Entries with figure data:
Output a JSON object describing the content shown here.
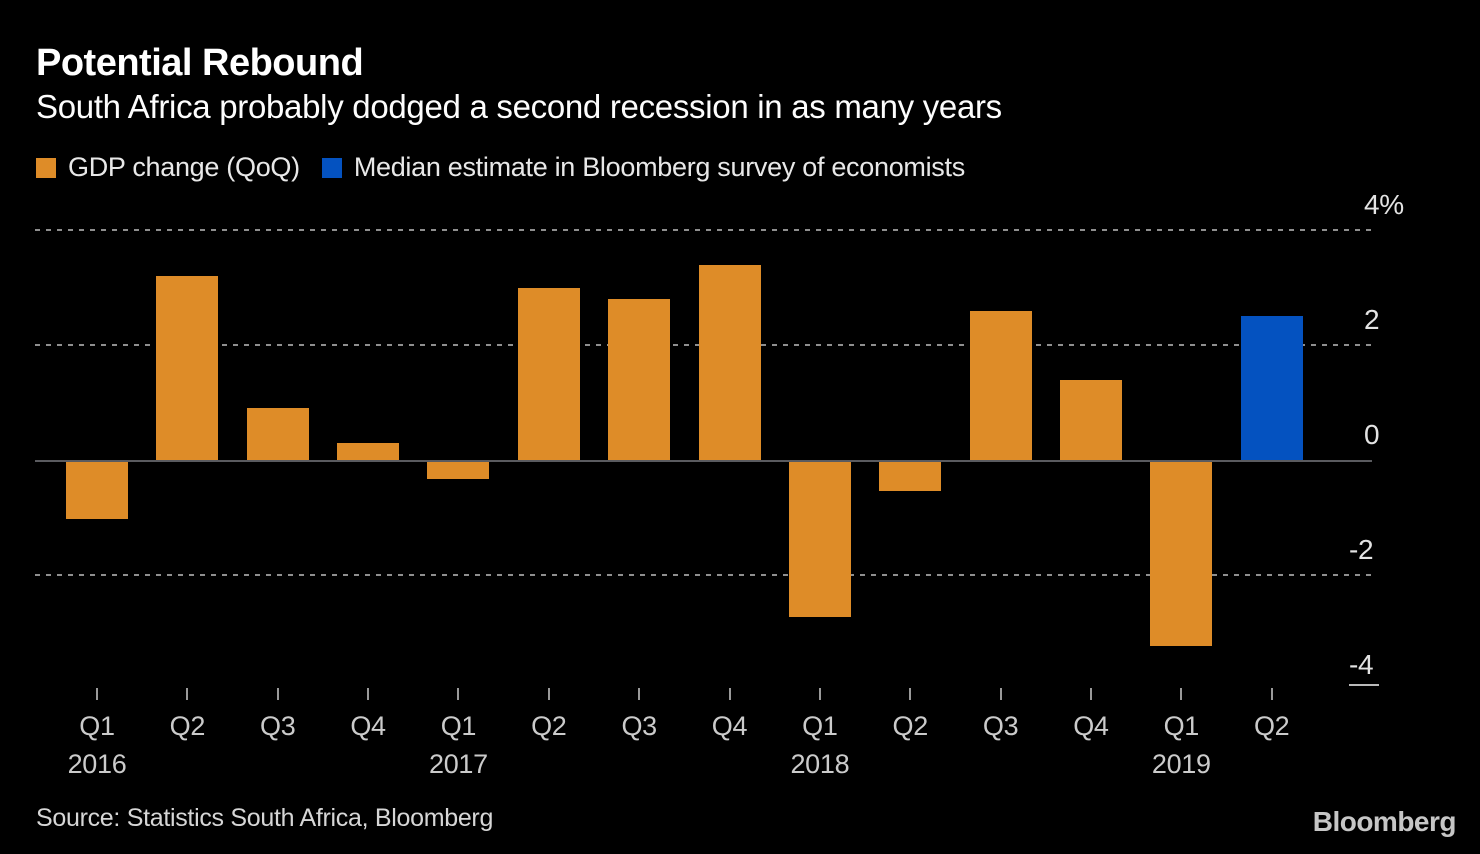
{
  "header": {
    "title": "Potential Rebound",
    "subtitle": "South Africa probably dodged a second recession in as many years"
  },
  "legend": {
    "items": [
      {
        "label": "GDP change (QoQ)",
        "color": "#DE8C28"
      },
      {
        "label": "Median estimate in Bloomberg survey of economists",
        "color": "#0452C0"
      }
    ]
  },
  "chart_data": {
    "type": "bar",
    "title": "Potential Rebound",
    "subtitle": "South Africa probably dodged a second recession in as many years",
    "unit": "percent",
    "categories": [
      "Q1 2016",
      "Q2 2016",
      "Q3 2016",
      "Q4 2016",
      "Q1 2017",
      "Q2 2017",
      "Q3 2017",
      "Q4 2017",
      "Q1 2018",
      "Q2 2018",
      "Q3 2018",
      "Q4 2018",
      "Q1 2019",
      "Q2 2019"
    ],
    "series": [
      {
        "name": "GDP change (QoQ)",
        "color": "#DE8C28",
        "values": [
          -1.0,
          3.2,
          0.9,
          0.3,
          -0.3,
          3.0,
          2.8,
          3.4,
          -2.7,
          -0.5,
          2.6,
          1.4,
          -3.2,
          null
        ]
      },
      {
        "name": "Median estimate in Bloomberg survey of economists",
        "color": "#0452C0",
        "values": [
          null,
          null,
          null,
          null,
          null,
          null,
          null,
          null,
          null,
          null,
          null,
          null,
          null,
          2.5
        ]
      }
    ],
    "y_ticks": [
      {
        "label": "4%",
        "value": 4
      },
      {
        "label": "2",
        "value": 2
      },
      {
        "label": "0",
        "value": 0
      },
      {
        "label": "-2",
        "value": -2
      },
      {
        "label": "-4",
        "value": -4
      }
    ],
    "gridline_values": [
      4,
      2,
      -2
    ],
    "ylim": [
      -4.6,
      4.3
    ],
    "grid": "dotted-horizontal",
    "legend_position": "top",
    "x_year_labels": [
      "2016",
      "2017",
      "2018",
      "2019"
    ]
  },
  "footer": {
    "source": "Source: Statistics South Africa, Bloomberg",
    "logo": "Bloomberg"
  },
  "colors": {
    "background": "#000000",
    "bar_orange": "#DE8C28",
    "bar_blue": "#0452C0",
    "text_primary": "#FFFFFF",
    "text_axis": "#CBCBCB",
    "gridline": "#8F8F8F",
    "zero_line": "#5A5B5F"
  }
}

_Aim of the exercise_:
Give every line above again exactly, with no pictures.

_Completed task_:
Output a JSON object describing the content shown here.
{
  "header": {
    "title": "Potential Rebound",
    "subtitle": "South Africa probably dodged a second recession in as many years"
  },
  "legend": {
    "items": [
      {
        "label": "GDP change (QoQ)",
        "color": "#DE8C28"
      },
      {
        "label": "Median estimate in Bloomberg survey of economists",
        "color": "#0452C0"
      }
    ]
  },
  "chart_data": {
    "type": "bar",
    "title": "Potential Rebound",
    "subtitle": "South Africa probably dodged a second recession in as many years",
    "unit": "percent",
    "categories": [
      "Q1 2016",
      "Q2 2016",
      "Q3 2016",
      "Q4 2016",
      "Q1 2017",
      "Q2 2017",
      "Q3 2017",
      "Q4 2017",
      "Q1 2018",
      "Q2 2018",
      "Q3 2018",
      "Q4 2018",
      "Q1 2019",
      "Q2 2019"
    ],
    "series": [
      {
        "name": "GDP change (QoQ)",
        "color": "#DE8C28",
        "values": [
          -1.0,
          3.2,
          0.9,
          0.3,
          -0.3,
          3.0,
          2.8,
          3.4,
          -2.7,
          -0.5,
          2.6,
          1.4,
          -3.2,
          null
        ]
      },
      {
        "name": "Median estimate in Bloomberg survey of economists",
        "color": "#0452C0",
        "values": [
          null,
          null,
          null,
          null,
          null,
          null,
          null,
          null,
          null,
          null,
          null,
          null,
          null,
          2.5
        ]
      }
    ],
    "y_ticks": [
      {
        "label": "4%",
        "value": 4
      },
      {
        "label": "2",
        "value": 2
      },
      {
        "label": "0",
        "value": 0
      },
      {
        "label": "-2",
        "value": -2
      },
      {
        "label": "-4",
        "value": -4
      }
    ],
    "gridline_values": [
      4,
      2,
      -2
    ],
    "ylim": [
      -4.6,
      4.3
    ],
    "grid": "dotted-horizontal",
    "legend_position": "top",
    "x_year_labels": [
      "2016",
      "2017",
      "2018",
      "2019"
    ]
  },
  "footer": {
    "source": "Source: Statistics South Africa, Bloomberg",
    "logo": "Bloomberg"
  },
  "colors": {
    "background": "#000000",
    "bar_orange": "#DE8C28",
    "bar_blue": "#0452C0",
    "text_primary": "#FFFFFF",
    "text_axis": "#CBCBCB",
    "gridline": "#8F8F8F",
    "zero_line": "#5A5B5F"
  }
}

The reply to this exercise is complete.